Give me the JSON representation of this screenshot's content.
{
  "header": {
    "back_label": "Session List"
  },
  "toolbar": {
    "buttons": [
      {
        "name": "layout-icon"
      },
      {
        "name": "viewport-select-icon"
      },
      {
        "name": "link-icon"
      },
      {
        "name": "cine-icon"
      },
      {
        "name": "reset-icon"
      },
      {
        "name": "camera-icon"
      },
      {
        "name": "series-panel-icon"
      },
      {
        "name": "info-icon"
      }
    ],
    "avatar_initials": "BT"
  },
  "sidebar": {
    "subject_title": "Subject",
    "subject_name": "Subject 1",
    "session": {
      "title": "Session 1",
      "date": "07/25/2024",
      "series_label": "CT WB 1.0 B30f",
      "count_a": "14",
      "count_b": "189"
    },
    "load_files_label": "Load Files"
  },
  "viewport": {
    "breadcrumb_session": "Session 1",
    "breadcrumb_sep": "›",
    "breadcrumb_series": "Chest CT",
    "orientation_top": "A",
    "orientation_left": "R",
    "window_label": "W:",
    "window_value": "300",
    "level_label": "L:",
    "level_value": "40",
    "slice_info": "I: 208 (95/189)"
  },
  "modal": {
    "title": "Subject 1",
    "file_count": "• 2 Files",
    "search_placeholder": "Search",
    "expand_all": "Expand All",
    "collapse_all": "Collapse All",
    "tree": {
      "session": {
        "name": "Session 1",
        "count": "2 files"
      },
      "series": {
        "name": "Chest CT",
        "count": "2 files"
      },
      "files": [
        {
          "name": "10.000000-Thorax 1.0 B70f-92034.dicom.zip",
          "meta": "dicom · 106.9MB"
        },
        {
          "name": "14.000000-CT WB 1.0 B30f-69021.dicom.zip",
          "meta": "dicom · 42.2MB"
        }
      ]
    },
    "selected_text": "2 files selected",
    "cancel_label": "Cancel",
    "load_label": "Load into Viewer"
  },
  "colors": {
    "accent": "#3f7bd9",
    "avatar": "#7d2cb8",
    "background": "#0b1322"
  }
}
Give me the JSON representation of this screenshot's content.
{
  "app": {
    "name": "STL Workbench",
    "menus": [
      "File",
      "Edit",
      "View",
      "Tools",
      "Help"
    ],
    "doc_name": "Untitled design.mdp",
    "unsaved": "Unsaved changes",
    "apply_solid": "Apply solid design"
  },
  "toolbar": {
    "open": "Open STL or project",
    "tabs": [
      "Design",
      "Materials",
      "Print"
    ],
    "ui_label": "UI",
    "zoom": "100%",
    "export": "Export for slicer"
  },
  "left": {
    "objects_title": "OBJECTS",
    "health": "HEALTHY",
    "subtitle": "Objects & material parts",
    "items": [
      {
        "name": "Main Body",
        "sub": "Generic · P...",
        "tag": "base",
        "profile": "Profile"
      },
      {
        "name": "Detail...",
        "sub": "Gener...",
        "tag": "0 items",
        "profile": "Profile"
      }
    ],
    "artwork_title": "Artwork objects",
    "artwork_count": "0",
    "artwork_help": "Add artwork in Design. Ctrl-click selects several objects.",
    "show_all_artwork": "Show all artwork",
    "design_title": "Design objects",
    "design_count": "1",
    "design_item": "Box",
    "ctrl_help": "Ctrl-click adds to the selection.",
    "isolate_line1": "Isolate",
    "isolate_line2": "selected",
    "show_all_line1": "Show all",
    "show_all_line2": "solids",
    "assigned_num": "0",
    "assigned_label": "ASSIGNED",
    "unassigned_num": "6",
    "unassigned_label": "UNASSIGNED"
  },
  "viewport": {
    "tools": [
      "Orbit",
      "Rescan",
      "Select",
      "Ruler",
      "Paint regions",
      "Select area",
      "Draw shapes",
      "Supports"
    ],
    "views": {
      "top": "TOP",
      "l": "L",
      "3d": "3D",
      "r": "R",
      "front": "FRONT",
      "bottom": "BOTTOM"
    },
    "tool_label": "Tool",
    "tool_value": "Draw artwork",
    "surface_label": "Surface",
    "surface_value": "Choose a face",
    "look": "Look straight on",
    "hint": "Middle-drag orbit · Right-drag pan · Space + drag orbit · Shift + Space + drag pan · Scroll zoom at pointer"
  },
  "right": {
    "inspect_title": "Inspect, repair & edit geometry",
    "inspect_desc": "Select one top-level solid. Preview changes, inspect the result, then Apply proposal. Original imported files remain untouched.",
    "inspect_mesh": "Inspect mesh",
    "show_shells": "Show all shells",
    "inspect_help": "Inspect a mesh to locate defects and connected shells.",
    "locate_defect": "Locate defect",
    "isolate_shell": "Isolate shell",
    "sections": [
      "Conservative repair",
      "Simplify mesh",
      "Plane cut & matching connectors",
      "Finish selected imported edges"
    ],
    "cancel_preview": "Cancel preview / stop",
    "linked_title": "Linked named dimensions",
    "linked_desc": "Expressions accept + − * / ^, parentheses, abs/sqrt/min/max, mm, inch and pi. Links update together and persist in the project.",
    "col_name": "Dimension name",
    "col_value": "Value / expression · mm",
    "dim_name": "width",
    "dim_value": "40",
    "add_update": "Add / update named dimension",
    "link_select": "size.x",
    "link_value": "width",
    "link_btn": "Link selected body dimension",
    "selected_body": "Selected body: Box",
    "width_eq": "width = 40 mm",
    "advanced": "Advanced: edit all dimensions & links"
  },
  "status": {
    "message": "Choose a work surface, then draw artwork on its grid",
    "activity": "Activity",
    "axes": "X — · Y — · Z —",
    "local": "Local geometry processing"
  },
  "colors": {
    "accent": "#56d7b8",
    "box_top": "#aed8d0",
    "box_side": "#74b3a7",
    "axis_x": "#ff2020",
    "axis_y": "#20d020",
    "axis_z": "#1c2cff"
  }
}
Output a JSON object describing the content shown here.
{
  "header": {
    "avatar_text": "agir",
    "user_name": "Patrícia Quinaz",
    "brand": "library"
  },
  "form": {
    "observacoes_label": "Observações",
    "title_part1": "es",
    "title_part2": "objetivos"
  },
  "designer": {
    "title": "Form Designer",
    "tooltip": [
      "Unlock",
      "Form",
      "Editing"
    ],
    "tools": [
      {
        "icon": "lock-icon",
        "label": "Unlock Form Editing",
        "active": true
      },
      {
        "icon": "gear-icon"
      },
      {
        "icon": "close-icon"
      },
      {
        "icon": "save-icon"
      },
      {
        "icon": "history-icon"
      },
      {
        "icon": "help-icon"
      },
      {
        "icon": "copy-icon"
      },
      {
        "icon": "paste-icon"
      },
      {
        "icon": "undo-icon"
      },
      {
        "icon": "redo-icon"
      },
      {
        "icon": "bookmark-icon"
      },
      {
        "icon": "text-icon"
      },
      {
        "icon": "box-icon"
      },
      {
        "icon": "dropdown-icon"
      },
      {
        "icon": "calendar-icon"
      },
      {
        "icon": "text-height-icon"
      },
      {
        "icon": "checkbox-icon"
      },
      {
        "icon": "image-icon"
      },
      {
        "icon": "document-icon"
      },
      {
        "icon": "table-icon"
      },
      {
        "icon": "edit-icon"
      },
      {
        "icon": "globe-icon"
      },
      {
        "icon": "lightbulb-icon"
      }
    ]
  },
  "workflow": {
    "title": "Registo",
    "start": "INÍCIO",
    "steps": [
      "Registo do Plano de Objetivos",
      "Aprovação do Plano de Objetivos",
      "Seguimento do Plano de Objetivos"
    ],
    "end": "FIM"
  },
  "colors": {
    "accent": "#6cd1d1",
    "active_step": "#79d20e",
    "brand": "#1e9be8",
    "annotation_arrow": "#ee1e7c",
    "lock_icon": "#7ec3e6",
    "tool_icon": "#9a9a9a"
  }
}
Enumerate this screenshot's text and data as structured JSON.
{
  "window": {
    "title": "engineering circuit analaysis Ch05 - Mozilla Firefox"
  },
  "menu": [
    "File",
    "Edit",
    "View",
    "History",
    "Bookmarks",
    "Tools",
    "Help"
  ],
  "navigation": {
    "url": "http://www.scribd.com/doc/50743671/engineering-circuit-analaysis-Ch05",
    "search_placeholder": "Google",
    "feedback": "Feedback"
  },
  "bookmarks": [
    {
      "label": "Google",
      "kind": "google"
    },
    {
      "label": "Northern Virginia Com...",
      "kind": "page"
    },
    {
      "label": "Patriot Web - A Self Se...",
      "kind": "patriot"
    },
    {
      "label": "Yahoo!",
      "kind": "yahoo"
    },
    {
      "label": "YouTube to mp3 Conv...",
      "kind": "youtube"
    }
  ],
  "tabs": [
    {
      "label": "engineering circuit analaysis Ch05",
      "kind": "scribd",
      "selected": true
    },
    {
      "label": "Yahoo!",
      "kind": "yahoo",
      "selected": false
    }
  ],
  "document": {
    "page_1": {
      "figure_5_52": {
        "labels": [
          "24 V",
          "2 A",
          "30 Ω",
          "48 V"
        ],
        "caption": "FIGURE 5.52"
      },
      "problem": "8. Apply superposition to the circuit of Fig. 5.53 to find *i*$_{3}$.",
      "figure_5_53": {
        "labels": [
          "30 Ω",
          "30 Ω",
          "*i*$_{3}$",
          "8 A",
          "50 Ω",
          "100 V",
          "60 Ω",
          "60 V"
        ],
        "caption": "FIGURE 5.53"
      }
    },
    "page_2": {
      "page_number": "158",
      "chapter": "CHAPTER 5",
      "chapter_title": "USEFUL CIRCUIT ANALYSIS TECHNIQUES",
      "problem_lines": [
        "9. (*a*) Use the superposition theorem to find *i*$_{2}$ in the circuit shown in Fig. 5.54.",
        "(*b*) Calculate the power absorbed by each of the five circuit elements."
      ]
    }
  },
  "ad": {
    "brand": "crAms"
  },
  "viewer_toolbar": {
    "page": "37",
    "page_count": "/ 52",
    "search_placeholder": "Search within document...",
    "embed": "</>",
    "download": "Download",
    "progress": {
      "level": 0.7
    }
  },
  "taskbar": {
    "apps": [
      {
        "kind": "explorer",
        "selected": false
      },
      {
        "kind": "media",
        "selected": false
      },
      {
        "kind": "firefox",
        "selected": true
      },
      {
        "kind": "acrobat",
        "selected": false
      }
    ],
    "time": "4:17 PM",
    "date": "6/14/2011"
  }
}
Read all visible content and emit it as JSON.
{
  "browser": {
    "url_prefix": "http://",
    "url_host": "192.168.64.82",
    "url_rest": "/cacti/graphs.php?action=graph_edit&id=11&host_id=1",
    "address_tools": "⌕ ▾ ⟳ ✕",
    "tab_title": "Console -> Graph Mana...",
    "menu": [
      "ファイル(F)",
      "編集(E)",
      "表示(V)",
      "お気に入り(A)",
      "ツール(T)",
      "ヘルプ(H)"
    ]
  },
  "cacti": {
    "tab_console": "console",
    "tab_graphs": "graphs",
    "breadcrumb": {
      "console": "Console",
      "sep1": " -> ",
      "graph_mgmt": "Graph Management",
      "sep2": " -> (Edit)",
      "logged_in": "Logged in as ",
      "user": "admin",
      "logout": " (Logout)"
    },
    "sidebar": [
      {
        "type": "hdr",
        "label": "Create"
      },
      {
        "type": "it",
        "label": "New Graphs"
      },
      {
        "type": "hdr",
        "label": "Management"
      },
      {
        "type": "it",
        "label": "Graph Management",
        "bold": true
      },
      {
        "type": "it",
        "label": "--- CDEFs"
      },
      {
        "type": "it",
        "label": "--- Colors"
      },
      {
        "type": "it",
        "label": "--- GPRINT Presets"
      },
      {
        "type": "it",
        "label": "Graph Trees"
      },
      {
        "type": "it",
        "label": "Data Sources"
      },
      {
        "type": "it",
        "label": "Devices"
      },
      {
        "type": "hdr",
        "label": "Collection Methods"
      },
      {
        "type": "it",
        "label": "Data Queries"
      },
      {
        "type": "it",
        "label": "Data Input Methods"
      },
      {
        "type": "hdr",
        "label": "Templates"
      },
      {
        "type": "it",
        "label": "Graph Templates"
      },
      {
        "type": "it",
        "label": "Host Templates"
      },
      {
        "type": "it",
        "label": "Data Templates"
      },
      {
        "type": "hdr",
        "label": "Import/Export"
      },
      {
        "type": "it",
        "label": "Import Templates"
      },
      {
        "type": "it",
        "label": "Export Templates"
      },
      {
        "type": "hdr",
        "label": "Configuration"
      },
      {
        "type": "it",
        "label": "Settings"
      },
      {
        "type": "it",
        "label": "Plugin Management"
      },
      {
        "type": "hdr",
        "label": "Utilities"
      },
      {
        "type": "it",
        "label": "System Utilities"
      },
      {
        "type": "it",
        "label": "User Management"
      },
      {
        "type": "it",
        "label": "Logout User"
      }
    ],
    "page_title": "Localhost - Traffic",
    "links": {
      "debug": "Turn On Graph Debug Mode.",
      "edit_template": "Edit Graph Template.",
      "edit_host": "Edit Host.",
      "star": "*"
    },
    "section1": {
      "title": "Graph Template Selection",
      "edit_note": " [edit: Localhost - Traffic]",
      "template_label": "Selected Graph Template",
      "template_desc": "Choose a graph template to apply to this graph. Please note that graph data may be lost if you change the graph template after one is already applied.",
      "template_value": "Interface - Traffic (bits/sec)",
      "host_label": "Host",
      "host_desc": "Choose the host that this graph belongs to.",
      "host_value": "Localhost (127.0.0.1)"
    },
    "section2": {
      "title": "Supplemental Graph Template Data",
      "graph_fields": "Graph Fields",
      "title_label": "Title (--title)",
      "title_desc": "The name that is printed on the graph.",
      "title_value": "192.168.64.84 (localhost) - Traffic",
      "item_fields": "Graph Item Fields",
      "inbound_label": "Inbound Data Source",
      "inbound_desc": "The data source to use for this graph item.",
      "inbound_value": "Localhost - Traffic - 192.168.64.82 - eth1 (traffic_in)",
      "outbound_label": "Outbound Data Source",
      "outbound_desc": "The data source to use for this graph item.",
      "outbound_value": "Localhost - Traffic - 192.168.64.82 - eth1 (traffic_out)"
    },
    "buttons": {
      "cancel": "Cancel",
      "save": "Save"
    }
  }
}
════════════════
Return the lines of the records that include the string "superposition".

      "problem": "8. Apply superposition to the circuit of Fig. 5.53 to find *i*$_{3}$.",
        "9. (*a*) Use the superposition theorem to find *i*$_{2}$ in the circuit shown in Fig. 5.54.",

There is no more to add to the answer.